__Required work__
Transcribe the entries that follow, word for word.

[Data records]
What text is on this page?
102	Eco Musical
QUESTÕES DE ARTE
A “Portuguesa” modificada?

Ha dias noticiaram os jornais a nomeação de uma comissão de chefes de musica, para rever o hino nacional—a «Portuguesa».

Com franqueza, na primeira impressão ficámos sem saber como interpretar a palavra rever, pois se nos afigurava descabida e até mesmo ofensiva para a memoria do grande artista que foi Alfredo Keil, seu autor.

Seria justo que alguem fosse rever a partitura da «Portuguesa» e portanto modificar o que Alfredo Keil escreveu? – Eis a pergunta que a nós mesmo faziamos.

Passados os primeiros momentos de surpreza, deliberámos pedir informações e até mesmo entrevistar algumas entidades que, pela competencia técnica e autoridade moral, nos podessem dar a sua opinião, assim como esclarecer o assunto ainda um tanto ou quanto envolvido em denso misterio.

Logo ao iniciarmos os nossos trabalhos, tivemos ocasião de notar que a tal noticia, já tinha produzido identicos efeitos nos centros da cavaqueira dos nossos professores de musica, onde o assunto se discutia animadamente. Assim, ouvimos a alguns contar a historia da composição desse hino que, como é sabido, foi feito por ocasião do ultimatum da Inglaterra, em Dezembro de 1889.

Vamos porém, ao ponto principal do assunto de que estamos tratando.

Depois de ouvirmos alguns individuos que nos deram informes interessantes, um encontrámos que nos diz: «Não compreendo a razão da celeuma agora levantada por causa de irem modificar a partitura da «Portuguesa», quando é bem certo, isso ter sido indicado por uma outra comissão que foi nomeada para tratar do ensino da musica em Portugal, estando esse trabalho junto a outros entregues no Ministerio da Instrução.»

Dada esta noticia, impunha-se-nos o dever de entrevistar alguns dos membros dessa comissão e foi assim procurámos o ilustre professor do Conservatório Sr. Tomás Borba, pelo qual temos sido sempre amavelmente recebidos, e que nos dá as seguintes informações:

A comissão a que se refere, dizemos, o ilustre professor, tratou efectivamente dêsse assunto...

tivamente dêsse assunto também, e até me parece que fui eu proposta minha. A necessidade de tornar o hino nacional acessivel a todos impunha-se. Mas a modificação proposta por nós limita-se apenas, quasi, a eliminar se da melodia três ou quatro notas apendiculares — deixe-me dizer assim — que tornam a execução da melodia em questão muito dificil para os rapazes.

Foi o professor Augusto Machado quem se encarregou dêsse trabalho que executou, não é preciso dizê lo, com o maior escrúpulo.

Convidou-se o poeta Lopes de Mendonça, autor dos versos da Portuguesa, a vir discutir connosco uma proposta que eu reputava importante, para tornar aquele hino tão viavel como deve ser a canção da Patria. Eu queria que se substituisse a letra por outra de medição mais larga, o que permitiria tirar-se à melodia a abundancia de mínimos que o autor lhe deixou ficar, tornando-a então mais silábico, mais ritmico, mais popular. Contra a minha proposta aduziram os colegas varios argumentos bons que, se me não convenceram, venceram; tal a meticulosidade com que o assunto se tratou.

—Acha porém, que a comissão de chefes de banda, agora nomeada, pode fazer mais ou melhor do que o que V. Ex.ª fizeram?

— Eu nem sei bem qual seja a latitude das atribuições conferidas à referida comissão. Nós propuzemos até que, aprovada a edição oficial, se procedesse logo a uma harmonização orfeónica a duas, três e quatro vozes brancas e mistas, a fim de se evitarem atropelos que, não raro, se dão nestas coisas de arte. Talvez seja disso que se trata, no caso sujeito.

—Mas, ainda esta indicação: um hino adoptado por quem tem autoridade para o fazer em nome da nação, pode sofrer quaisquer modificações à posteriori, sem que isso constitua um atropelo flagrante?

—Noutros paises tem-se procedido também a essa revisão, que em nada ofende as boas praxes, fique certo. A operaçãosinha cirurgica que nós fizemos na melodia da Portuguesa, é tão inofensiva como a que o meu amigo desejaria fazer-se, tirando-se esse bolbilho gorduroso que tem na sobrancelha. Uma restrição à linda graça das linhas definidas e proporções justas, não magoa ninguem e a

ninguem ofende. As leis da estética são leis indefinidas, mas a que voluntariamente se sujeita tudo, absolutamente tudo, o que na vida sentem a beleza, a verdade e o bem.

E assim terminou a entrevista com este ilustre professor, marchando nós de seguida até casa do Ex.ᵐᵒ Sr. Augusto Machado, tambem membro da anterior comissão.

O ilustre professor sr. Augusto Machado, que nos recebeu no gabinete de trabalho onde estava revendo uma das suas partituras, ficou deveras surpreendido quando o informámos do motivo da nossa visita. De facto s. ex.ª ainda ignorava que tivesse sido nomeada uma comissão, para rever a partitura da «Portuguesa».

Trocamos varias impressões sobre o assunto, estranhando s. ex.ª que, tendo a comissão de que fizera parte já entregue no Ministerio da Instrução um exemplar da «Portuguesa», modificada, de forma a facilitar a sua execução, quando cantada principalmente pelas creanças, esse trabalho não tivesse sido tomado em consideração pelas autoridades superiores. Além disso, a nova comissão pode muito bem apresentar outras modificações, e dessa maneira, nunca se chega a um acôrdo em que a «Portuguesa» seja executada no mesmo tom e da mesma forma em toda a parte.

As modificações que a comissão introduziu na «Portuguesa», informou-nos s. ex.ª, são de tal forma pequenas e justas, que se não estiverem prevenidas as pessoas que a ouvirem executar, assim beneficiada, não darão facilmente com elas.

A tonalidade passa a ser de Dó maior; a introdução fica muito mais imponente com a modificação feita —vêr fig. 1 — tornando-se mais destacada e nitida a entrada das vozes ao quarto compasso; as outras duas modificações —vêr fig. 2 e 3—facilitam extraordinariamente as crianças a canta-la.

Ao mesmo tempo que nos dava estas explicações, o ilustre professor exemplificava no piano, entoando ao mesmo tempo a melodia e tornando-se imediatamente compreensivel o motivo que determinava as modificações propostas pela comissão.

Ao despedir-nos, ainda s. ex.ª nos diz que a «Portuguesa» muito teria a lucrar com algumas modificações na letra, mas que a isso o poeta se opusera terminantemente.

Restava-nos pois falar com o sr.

__Solution to the problem__
What text is on this page?
102	Eco Musical
QUESTÕES DE ARTE
A “Portuguesa” modificada?

Ha dias noticiaram os jornais a nomeação de uma comissão de chefes de musica, para rever o hino nacional—a «Portuguesa».

Com franqueza, na primeira impressão ficámos sem saber como interpretar a palavra rever, pois se nos afigurava descabida e até mesmo ofensiva para a memoria do grande artista que foi Alfredo Keil, seu autor.

Seria justo que alguem fosse rever a partitura da «Portuguesa» e portanto modificar o que Alfredo Keil escreveu? – Eis a pergunta que a nós mesmo faziamos.

Passados os primeiros momentos de surpreza, deliberámos pedir informações e até mesmo entrevistar algumas entidades que, pela competencia técnica e autoridade moral, nos podessem dar a sua opinião, assim como esclarecer o assunto ainda um tanto ou quanto envolvido em denso misterio.

Logo ao iniciarmos os nossos trabalhos, tivemos ocasião de notar que a tal noticia, já tinha produzido identicos efeitos nos centros da cavaqueira dos nossos professores de musica, onde o assunto se discutia animadamente. Assim, ouvimos a alguns contar a historia da composição desse hino que, como é sabido, foi feito por ocasião do ultimatum da Inglaterra, em Dezembro de 1889.

Vamos porém, ao ponto principal do assunto de que estamos tratando.

Depois de ouvirmos alguns individuos que nos deram informes interessantes, um encontrámos que nos diz: «Não compreendo a razão da celeuma agora levantada por causa de irem modificar a partitura da «Portuguesa», quando é bem certo, isso ter sido indicado por uma outra comissão que foi nomeada para tratar do ensino da musica em Portugal, estando esse trabalho junto a outros entregues no Ministerio da Instrução.»

Dada esta noticia, impunha-se-nos o dever de entrevistar alguns dos membros dessa comissão e foi assim procurámos o ilustre professor do Conservatório Sr. Tomás Borba, pelo qual temos sido sempre amavelmente recebidos, e que nos dá as seguintes informações:

A comissão a que se refere, dizemos, o ilustre professor, tratou efectivamente dêsse assunto...

tivamente dêsse assunto também, e até me parece que fui eu proposta minha. A necessidade de tornar o hino nacional acessivel a todos impunha-se. Mas a modificação proposta por nós limita-se apenas, quasi, a eliminar se da melodia três ou quatro notas apendiculares — deixe-me dizer assim — que tornam a execução da melodia em questão muito dificil para os rapazes.

Foi o professor Augusto Machado quem se encarregou dêsse trabalho que executou, não é preciso dizê lo, com o maior escrúpulo.

Convidou-se o poeta Lopes de Mendonça, autor dos versos da Portuguesa, a vir discutir connosco uma proposta que eu reputava importante, para tornar aquele hino tão viavel como deve ser a canção da Patria. Eu queria que se substituisse a letra por outra de medição mais larga, o que permitiria tirar-se à melodia a abundancia de mínimos que o autor lhe deixou ficar, tornando-a então mais silábico, mais ritmico, mais popular. Contra a minha proposta aduziram os colegas varios argumentos bons que, se me não convenceram, venceram; tal a meticulosidade com que o assunto se tratou.

—Acha porém, que a comissão de chefes de banda, agora nomeada, pode fazer mais ou melhor do que o que V. Ex.ª fizeram?

— Eu nem sei bem qual seja a latitude das atribuições conferidas à referida comissão. Nós propuzemos até que, aprovada a edição oficial, se procedesse logo a uma harmonização orfeónica a duas, três e quatro vozes brancas e mistas, a fim de se evitarem atropelos que, não raro, se dão nestas coisas de arte. Talvez seja disso que se trata, no caso sujeito.

—Mas, ainda esta indicação: um hino adoptado por quem tem autoridade para o fazer em nome da nação, pode sofrer quaisquer modificações à posteriori, sem que isso constitua um atropelo flagrante?

—Noutros paises tem-se procedido também a essa revisão, que em nada ofende as boas praxes, fique certo. A operaçãosinha cirurgica que nós fizemos na melodia da Portuguesa, é tão inofensiva como a que o meu amigo desejaria fazer-se, tirando-se esse bolbilho gorduroso que tem na sobrancelha. Uma restrição à linda graça das linhas definidas e proporções justas, não magoa ninguem e a

ninguem ofende. As leis da estética são leis indefinidas, mas a que voluntariamente se sujeita tudo, absolutamente tudo, o que na vida sentem a beleza, a verdade e o bem.

E assim terminou a entrevista com este ilustre professor, marchando nós de seguida até casa do Ex.ᵐᵒ Sr. Augusto Machado, tambem membro da anterior comissão.

O ilustre professor sr. Augusto Machado, que nos recebeu no gabinete de trabalho onde estava revendo uma das suas partituras, ficou deveras surpreendido quando o informámos do motivo da nossa visita. De facto s. ex.ª ainda ignorava que tivesse sido nomeada uma comissão, para rever a partitura da «Portuguesa».

Trocamos varias impressões sobre o assunto, estranhando s. ex.ª que, tendo a comissão de que fizera parte já entregue no Ministerio da Instrução um exemplar da «Portuguesa», modificada, de forma a facilitar a sua execução, quando cantada principalmente pelas creanças, esse trabalho não tivesse sido tomado em consideração pelas autoridades superiores. Além disso, a nova comissão pode muito bem apresentar outras modificações, e dessa maneira, nunca se chega a um acôrdo em que a «Portuguesa» seja executada no mesmo tom e da mesma forma em toda a parte.

As modificações que a comissão introduziu na «Portuguesa», informou-nos s. ex.ª, são de tal forma pequenas e justas, que se não estiverem prevenidas as pessoas que a ouvirem executar, assim beneficiada, não darão facilmente com elas.

A tonalidade passa a ser de Dó maior; a introdução fica muito mais imponente com a modificação feita —vêr fig. 1 — tornando-se mais destacada e nitida a entrada das vozes ao quarto compasso; as outras duas modificações —vêr fig. 2 e 3—facilitam extraordinariamente as crianças a canta-la.

Ao mesmo tempo que nos dava estas explicações, o ilustre professor exemplificava no piano, entoando ao mesmo tempo a melodia e tornando-se imediatamente compreensivel o motivo que determinava as modificações propostas pela comissão.

Ao despedir-nos, ainda s. ex.ª nos diz que a «Portuguesa» muito teria a lucrar com algumas modificações na letra, mas que a isso o poeta se opusera terminantemente.

Restava-nos pois falar com o sr.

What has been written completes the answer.